- [Data entries]
....

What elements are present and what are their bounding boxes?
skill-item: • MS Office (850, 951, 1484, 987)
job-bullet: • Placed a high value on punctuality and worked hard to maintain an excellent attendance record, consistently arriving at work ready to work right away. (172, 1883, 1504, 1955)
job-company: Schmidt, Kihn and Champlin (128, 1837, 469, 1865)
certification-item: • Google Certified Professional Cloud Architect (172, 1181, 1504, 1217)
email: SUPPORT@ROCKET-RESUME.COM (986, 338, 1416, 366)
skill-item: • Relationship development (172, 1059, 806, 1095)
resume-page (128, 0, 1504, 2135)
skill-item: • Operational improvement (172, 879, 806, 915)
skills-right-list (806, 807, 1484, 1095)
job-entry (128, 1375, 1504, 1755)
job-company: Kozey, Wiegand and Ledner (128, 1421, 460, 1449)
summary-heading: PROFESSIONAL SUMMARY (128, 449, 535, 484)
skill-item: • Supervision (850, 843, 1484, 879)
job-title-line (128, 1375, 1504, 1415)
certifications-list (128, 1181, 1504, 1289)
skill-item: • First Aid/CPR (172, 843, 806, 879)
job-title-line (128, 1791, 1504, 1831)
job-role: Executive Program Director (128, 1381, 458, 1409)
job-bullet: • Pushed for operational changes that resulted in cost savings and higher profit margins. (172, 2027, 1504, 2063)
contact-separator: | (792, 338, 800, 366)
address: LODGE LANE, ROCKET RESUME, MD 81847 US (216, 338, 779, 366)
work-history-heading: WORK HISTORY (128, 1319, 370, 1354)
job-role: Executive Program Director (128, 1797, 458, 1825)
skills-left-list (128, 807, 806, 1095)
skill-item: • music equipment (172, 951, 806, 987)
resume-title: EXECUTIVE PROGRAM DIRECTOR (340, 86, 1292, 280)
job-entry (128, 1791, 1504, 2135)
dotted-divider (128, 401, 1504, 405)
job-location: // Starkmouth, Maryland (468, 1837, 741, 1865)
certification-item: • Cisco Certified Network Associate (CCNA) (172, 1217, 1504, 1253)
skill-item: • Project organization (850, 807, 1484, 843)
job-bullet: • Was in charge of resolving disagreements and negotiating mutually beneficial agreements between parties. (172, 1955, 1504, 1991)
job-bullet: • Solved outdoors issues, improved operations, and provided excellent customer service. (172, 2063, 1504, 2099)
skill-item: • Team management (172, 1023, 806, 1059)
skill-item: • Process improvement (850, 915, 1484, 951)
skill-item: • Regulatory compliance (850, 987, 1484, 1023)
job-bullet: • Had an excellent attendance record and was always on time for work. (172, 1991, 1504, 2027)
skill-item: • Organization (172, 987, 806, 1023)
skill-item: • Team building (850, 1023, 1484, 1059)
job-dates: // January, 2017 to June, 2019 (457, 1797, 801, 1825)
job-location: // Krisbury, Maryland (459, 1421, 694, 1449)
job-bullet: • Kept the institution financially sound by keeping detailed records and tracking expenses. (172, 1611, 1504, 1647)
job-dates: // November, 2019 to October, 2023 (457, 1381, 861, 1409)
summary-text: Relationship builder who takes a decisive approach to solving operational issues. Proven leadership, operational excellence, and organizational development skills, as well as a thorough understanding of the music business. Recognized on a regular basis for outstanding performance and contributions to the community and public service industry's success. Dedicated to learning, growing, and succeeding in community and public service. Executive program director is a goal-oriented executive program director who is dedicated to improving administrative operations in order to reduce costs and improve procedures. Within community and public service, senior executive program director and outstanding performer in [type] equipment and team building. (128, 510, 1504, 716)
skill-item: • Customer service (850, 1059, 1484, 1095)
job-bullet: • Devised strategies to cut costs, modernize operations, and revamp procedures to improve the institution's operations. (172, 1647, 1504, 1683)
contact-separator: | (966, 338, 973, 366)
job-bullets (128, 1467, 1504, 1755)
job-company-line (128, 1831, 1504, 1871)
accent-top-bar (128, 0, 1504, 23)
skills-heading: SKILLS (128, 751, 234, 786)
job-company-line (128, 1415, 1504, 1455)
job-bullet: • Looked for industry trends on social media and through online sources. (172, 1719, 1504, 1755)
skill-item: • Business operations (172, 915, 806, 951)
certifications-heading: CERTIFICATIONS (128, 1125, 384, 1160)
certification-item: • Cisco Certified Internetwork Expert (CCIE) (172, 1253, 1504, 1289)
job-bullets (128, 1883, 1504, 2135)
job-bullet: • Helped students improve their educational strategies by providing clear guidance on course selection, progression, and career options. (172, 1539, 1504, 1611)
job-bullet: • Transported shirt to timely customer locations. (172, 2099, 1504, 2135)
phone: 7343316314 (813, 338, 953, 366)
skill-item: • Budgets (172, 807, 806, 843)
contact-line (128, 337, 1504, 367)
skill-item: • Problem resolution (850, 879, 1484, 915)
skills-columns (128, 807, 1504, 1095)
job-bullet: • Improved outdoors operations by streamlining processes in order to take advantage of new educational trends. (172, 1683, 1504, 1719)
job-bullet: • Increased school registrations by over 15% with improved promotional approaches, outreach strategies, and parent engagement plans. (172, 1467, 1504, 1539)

....

Retype the listing above word for word, keeping every line unchanged.

What elements are present and what are their bounding boxes?
skill-item: • MS Office (850, 951, 1484, 987)
job-bullet: • Placed a high value on punctuality and worked hard to maintain an excellent attendance record, consistently arriving at work ready to work right away. (172, 1883, 1504, 1955)
job-company: Schmidt, Kihn and Champlin (128, 1837, 469, 1865)
certification-item: • Google Certified Professional Cloud Architect (172, 1181, 1504, 1217)
email: SUPPORT@ROCKET-RESUME.COM (986, 338, 1416, 366)
skill-item: • Relationship development (172, 1059, 806, 1095)
resume-page (128, 0, 1504, 2135)
skill-item: • Operational improvement (172, 879, 806, 915)
skills-right-list (806, 807, 1484, 1095)
job-entry (128, 1375, 1504, 1755)
job-company: Kozey, Wiegand and Ledner (128, 1421, 460, 1449)
summary-heading: PROFESSIONAL SUMMARY (128, 449, 535, 484)
skill-item: • Supervision (850, 843, 1484, 879)
job-title-line (128, 1375, 1504, 1415)
certifications-list (128, 1181, 1504, 1289)
skill-item: • First Aid/CPR (172, 843, 806, 879)
job-title-line (128, 1791, 1504, 1831)
job-role: Executive Program Director (128, 1381, 458, 1409)
job-bullet: • Pushed for operational changes that resulted in cost savings and higher profit margins. (172, 2027, 1504, 2063)
contact-separator: | (792, 338, 800, 366)
address: LODGE LANE, ROCKET RESUME, MD 81847 US (216, 338, 779, 366)
work-history-heading: WORK HISTORY (128, 1319, 370, 1354)
job-role: Executive Program Director (128, 1797, 458, 1825)
skills-left-list (128, 807, 806, 1095)
skill-item: • music equipment (172, 951, 806, 987)
resume-title: EXECUTIVE PROGRAM DIRECTOR (340, 86, 1292, 280)
job-entry (128, 1791, 1504, 2135)
dotted-divider (128, 401, 1504, 405)
job-location: // Starkmouth, Maryland (468, 1837, 741, 1865)
certification-item: • Cisco Certified Network Associate (CCNA) (172, 1217, 1504, 1253)
skill-item: • Project organization (850, 807, 1484, 843)
job-bullet: • Was in charge of resolving disagreements and negotiating mutually beneficial agreements between parties. (172, 1955, 1504, 1991)
job-bullet: • Solved outdoors issues, improved operations, and provided excellent customer service. (172, 2063, 1504, 2099)
skill-item: • Team management (172, 1023, 806, 1059)
skill-item: • Process improvement (850, 915, 1484, 951)
skill-item: • Regulatory compliance (850, 987, 1484, 1023)
job-bullet: • Had an excellent attendance record and was always on time for work. (172, 1991, 1504, 2027)
skill-item: • Organization (172, 987, 806, 1023)
skill-item: • Team building (850, 1023, 1484, 1059)
job-dates: // January, 2017 to June, 2019 (457, 1797, 801, 1825)
job-location: // Krisbury, Maryland (459, 1421, 694, 1449)
job-bullet: • Kept the institution financially sound by keeping detailed records and tracking expenses. (172, 1611, 1504, 1647)
job-dates: // November, 2019 to October, 2023 (457, 1381, 861, 1409)
summary-text: Relationship builder who takes a decisive approach to solving operational issues. Proven leadership, operational excellence, and organizational development skills, as well as a thorough understanding of the music business. Recognized on a regular basis for outstanding performance and contributions to the community and public service industry's success. Dedicated to learning, growing, and succeeding in community and public service. Executive program director is a goal-oriented executive program director who is dedicated to improving administrative operations in order to reduce costs and improve procedures. Within community and public service, senior executive program director and outstanding performer in [type] equipment and team building. (128, 510, 1504, 716)
skill-item: • Customer service (850, 1059, 1484, 1095)
job-bullet: • Devised strategies to cut costs, modernize operations, and revamp procedures to improve the institution's operations. (172, 1647, 1504, 1683)
contact-separator: | (966, 338, 973, 366)
job-bullets (128, 1467, 1504, 1755)
job-company-line (128, 1831, 1504, 1871)
accent-top-bar (128, 0, 1504, 23)
skills-heading: SKILLS (128, 751, 234, 786)
job-company-line (128, 1415, 1504, 1455)
job-bullet: • Looked for industry trends on social media and through online sources. (172, 1719, 1504, 1755)
skill-item: • Business operations (172, 915, 806, 951)
certifications-heading: CERTIFICATIONS (128, 1125, 384, 1160)
certification-item: • Cisco Certified Internetwork Expert (CCIE) (172, 1253, 1504, 1289)
job-bullets (128, 1883, 1504, 2135)
job-bullet: • Helped students improve their educational strategies by providing clear guidance on course selection, progression, and career options. (172, 1539, 1504, 1611)
job-bullet: • Transported shirt to timely customer locations. (172, 2099, 1504, 2135)
phone: 7343316314 (813, 338, 953, 366)
skill-item: • Budgets (172, 807, 806, 843)
contact-line (128, 337, 1504, 367)
skill-item: • Problem resolution (850, 879, 1484, 915)
skills-columns (128, 807, 1504, 1095)
job-bullet: • Improved outdoors operations by streamlining processes in order to take advantage of new educational trends. (172, 1683, 1504, 1719)
job-bullet: • Increased school registrations by over 15% with improved promotional approaches, outreach strategies, and parent engagement plans. (172, 1467, 1504, 1539)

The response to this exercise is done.